• [What is needed] Go through the material below and copy all lines with "verified".

• [Available data]
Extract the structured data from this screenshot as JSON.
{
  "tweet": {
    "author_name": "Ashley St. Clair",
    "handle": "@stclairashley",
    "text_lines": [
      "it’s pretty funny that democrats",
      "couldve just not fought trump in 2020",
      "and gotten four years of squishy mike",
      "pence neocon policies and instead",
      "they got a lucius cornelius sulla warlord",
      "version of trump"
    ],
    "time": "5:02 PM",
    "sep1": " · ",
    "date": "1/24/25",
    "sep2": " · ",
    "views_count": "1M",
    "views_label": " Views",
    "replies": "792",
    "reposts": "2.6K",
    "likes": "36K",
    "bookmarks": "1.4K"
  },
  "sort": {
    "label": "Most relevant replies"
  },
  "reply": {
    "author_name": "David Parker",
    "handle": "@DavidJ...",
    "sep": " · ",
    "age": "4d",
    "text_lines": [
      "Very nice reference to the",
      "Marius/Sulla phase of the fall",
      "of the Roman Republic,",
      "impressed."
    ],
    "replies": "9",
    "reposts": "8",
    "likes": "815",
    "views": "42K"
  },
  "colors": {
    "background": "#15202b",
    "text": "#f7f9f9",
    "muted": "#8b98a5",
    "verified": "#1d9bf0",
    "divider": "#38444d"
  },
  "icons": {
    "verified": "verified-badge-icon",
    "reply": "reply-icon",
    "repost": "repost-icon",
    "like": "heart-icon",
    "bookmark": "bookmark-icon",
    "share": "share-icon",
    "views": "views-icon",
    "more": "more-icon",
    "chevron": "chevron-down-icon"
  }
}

• [Result for this exercise]
    "verified": "#1d9bf0",
    "verified": "verified-badge-icon",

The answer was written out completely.